-- Objective --
Your answer should be a single number: the count of lines that hold the word "survey".
**** Given entries ****
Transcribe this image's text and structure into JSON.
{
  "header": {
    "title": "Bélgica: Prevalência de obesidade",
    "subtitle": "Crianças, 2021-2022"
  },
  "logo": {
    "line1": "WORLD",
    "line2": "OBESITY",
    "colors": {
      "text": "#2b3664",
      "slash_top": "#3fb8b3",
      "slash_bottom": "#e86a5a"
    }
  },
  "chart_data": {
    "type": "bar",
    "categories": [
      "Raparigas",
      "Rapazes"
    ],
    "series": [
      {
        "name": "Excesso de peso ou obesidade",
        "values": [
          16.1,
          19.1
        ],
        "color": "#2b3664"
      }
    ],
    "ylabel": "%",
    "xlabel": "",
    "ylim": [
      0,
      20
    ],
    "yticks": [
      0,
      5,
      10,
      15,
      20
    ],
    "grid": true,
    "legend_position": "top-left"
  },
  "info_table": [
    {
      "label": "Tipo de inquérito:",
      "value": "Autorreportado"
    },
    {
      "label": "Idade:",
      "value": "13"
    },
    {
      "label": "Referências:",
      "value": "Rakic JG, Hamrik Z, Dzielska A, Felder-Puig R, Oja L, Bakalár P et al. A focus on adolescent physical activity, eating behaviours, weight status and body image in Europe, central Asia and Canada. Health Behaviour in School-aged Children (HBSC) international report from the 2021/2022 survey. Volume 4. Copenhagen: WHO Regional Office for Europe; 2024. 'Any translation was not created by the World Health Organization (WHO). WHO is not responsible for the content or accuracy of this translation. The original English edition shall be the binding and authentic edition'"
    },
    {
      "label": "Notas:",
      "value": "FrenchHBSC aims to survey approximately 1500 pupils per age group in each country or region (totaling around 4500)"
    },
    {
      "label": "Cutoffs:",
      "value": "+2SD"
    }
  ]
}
****
-- The completed task --
2